***** Data entries

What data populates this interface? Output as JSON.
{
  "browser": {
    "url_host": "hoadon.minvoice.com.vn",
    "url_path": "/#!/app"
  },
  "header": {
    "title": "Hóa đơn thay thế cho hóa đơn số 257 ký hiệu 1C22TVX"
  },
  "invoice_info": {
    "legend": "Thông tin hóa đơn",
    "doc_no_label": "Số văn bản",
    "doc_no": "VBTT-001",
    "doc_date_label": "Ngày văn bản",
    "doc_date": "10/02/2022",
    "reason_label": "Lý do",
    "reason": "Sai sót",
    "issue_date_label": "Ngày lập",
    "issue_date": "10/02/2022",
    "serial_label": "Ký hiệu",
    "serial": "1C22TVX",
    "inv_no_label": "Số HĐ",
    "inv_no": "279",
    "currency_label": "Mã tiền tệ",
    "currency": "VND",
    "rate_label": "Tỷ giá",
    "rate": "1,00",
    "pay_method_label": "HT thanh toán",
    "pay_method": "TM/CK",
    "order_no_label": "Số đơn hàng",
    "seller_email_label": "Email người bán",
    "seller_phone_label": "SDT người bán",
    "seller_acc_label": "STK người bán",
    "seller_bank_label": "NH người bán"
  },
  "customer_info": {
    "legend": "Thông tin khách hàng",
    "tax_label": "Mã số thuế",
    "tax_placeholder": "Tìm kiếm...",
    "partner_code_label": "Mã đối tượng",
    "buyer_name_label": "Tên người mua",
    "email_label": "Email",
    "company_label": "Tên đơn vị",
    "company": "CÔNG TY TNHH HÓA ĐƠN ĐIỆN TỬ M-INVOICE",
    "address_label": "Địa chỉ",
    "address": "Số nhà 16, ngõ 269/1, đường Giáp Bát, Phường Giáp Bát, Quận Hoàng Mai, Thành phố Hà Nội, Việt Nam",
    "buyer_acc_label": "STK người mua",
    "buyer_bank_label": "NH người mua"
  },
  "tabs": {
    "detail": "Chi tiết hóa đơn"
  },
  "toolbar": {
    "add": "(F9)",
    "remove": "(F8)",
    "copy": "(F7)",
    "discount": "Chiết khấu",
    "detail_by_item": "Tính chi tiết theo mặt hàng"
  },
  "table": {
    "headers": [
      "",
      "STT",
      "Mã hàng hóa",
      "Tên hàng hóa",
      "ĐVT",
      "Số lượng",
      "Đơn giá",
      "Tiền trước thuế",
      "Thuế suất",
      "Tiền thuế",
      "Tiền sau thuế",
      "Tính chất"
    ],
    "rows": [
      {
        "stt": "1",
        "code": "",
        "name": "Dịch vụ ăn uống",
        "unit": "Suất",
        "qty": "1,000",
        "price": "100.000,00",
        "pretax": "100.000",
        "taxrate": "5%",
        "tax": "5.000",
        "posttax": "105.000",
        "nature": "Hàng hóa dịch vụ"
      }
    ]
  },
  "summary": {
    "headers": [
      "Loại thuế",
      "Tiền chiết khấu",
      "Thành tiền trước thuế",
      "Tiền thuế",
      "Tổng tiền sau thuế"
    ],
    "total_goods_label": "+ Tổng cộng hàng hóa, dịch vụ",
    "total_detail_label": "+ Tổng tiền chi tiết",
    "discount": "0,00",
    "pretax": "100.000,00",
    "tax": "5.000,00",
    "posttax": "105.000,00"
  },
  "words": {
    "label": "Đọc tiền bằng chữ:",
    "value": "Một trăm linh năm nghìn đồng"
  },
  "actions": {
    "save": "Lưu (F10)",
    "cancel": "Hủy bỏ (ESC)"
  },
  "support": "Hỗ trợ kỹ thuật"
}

**********

Exercise objective: Copy each line holding the word "trước" from the listing above.

Expected output:
      "Tiền trước thuế",
      "Thành tiền trước thuế",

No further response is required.